■ REQUIREMENT
Return each line of the listing that contains the string "термической".

--------------------

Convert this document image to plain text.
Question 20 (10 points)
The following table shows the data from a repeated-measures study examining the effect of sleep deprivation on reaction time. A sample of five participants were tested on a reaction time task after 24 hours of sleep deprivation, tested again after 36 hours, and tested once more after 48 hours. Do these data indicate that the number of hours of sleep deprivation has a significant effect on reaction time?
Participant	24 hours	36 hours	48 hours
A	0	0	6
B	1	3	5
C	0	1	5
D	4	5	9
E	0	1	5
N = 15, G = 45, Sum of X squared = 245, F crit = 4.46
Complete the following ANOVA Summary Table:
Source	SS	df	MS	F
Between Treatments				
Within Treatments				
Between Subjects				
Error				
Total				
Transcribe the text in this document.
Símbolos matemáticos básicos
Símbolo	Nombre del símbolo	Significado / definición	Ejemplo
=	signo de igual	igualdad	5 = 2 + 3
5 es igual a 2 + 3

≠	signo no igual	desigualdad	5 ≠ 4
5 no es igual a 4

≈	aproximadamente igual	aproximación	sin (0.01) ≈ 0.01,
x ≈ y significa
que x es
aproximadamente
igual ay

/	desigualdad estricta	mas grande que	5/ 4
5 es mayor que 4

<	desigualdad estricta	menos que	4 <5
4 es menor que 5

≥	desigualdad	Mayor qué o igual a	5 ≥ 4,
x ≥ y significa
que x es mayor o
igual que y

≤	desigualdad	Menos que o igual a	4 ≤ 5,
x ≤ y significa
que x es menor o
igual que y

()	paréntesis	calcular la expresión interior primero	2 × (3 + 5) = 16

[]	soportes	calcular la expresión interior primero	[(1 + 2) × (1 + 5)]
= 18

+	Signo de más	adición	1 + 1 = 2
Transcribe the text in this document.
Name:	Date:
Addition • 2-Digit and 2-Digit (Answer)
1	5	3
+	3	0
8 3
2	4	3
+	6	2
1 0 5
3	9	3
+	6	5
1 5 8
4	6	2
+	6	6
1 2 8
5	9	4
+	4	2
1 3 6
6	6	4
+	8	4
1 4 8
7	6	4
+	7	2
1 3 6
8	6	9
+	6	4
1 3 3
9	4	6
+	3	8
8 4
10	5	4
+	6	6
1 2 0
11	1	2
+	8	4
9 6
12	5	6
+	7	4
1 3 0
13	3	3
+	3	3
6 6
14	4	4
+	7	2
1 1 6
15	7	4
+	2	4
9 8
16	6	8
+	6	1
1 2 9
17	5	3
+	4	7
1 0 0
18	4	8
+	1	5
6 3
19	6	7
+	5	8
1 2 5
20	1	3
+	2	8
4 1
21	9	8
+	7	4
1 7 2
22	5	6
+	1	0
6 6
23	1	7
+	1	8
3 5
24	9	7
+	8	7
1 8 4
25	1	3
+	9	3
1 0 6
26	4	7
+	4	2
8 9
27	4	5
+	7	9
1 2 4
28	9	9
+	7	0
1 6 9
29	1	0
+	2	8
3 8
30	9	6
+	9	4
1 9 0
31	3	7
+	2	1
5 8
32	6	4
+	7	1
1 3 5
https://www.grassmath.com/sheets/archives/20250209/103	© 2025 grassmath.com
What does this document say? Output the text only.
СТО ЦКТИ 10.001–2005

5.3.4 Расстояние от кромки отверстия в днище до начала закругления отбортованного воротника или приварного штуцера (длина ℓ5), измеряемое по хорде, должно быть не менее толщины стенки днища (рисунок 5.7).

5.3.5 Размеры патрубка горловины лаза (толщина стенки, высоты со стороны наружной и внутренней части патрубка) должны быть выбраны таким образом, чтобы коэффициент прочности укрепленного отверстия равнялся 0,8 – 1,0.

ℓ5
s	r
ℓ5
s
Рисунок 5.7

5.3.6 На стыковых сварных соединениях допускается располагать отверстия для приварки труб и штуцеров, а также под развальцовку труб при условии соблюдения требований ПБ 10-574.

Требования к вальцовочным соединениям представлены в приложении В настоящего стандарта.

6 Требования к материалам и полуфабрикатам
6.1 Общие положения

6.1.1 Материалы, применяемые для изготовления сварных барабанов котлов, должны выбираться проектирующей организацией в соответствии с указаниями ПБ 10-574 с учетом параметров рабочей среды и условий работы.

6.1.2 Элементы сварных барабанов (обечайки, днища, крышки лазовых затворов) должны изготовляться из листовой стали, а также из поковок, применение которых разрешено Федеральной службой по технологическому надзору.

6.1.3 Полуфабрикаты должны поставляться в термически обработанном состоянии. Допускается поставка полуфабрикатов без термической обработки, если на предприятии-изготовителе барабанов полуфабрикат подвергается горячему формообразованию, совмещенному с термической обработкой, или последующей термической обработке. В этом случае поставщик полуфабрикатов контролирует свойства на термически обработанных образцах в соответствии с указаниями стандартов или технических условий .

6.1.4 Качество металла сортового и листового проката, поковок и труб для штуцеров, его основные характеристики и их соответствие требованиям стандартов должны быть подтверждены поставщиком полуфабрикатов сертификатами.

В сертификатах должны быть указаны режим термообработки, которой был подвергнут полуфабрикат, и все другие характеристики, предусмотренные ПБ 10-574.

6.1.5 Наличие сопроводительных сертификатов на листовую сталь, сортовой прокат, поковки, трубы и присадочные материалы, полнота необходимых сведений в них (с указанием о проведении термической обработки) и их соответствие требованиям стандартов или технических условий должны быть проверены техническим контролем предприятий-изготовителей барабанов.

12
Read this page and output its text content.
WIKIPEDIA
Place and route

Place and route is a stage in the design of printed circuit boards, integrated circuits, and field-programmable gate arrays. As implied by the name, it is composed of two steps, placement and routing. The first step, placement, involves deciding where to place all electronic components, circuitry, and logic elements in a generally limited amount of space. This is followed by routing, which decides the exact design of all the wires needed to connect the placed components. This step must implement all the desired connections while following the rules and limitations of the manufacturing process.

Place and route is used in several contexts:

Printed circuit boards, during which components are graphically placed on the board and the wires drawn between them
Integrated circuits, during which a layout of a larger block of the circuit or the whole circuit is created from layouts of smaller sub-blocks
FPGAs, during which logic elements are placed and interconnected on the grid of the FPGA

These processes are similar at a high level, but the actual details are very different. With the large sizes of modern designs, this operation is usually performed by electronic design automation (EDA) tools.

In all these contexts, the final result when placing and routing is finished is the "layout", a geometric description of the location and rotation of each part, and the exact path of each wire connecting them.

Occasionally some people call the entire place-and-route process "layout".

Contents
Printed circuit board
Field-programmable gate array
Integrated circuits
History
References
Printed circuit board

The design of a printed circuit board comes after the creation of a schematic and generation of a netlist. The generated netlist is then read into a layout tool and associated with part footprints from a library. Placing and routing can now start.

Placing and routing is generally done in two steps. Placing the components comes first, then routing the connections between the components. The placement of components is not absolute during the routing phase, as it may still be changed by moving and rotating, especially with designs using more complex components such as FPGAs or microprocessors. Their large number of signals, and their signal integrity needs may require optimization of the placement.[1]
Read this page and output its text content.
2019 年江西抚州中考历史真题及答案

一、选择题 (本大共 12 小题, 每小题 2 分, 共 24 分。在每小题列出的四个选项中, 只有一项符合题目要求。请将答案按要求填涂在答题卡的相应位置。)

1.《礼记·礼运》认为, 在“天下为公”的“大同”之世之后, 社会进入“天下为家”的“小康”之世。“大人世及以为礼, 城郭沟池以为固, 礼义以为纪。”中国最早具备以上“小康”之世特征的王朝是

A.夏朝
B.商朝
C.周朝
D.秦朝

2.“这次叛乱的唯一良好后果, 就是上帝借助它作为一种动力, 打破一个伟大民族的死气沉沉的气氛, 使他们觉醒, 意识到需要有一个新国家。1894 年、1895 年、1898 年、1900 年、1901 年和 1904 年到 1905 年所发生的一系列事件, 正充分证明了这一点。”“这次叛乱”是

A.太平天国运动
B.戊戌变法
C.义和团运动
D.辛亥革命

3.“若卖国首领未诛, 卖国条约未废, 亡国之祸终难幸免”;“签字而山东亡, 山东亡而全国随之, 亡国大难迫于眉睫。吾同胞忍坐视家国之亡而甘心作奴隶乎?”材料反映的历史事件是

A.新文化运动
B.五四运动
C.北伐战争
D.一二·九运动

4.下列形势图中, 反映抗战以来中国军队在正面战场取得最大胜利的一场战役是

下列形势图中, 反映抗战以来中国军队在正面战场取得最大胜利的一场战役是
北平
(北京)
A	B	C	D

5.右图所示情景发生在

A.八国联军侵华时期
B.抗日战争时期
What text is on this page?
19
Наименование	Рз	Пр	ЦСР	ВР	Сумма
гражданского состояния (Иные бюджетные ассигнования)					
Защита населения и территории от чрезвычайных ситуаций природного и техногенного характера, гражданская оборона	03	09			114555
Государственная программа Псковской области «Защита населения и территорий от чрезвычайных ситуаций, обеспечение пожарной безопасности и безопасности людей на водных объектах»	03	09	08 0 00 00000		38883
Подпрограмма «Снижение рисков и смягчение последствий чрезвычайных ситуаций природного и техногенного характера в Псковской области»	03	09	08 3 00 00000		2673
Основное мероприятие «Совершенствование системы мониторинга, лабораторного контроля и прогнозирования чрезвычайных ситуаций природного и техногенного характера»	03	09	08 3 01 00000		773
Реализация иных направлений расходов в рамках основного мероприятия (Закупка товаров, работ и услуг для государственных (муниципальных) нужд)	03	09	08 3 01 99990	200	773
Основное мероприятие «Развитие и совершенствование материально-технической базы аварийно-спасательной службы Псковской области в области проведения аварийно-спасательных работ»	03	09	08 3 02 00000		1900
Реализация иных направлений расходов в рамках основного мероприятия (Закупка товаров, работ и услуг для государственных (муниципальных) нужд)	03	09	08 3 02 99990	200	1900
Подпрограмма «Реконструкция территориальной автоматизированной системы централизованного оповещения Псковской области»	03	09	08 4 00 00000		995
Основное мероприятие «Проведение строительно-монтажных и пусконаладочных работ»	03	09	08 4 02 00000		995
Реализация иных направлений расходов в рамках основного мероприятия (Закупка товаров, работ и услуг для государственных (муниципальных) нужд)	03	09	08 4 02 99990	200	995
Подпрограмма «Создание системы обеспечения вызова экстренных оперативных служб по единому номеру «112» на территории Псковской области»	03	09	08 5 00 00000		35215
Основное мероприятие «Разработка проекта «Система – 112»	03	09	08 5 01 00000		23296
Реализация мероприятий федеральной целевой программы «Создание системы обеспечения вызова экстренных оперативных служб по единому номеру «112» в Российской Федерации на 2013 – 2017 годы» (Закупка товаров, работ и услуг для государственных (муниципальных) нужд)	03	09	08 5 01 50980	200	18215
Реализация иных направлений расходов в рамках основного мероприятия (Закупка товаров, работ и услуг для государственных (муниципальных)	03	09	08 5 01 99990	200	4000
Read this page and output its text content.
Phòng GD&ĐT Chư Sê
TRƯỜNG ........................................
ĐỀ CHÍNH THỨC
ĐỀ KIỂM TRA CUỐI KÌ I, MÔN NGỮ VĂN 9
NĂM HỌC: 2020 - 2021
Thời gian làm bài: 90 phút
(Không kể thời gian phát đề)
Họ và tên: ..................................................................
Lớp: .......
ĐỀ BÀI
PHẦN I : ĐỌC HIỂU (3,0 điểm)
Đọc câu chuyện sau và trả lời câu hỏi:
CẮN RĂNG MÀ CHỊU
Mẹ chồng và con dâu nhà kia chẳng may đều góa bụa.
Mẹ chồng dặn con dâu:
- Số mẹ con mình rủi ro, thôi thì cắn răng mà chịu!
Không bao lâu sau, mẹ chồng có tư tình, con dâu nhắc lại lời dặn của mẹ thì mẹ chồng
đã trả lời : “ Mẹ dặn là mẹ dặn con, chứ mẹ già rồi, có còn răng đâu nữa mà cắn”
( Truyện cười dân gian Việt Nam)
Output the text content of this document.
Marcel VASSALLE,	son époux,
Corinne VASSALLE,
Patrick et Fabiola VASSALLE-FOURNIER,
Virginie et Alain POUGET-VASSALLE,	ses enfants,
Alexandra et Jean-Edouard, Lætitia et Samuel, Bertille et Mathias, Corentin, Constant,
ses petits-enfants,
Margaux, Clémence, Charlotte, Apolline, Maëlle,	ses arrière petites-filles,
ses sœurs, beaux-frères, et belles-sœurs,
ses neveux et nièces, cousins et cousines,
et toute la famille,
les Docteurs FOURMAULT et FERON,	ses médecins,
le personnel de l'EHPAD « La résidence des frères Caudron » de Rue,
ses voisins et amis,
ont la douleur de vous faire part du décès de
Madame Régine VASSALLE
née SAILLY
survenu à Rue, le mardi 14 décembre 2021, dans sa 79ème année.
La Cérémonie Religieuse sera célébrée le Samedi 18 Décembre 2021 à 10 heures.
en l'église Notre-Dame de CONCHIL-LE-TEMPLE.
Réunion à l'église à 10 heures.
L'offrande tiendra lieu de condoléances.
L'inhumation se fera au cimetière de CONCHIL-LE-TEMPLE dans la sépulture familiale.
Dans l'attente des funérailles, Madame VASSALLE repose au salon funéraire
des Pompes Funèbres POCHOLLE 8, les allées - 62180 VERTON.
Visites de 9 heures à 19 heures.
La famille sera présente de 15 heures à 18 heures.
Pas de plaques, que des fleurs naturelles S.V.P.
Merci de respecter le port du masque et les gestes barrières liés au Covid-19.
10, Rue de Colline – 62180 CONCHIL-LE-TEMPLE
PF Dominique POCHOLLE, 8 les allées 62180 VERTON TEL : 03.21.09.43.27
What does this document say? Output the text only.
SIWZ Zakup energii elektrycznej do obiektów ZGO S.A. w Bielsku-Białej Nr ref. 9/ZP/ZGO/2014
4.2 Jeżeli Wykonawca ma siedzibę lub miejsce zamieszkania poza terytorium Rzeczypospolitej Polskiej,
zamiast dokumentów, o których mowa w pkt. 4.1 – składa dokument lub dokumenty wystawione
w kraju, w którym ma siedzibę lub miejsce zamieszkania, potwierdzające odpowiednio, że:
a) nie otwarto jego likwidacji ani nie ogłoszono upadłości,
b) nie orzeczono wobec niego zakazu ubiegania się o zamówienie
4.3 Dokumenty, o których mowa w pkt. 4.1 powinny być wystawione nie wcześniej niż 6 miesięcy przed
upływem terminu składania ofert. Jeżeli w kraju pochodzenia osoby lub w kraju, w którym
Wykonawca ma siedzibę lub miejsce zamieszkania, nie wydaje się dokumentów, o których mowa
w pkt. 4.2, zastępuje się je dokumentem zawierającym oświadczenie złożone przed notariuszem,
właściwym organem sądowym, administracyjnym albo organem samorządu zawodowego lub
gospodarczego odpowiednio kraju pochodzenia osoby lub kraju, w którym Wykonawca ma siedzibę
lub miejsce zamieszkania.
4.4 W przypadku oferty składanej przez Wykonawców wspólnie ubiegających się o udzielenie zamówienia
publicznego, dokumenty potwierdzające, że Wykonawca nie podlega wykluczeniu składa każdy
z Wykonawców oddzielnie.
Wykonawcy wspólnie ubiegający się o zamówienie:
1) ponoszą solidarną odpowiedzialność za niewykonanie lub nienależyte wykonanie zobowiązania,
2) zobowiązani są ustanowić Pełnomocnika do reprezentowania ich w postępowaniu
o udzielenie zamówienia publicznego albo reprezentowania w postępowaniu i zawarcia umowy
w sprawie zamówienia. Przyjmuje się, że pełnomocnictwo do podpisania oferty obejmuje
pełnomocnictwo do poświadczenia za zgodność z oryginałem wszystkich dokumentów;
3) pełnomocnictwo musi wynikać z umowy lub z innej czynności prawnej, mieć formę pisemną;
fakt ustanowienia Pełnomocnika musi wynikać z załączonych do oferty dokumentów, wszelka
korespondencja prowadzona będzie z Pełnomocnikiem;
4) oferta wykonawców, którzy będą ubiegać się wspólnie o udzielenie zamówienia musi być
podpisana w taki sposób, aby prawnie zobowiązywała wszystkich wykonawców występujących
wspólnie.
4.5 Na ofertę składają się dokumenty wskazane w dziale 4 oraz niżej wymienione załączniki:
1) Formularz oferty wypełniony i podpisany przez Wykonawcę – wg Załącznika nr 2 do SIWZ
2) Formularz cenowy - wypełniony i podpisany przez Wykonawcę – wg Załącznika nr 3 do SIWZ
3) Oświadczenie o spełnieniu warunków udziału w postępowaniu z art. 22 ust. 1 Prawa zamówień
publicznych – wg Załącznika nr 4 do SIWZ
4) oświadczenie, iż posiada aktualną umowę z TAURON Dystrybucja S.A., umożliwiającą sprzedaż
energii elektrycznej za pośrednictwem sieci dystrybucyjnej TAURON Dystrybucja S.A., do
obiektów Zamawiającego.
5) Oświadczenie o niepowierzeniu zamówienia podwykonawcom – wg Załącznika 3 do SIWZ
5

--------------------

■ TASK OUTPUT
6.1.3 Полуфабрикаты должны поставляться в термически обработанном состоянии. Допускается поставка полуфабрикатов без термической обработки, если на предприятии-изготовителе барабанов полуфабрикат подвергается горячему формообразованию, совмещенному с термической обработкой, или последующей термической обработке. В этом случае поставщик полуфабрикатов контролирует свойства на термически обработанных образцах в соответствии с указаниями стандартов или технических условий .
6.1.5 Наличие сопроводительных сертификатов на листовую сталь, сортовой прокат, поковки, трубы и присадочные материалы, полнота необходимых сведений в них (с указанием о проведении термической обработки) и их соответствие требованиям стандартов или технических условий должны быть проверены техническим контролем предприятий-изготовителей барабанов.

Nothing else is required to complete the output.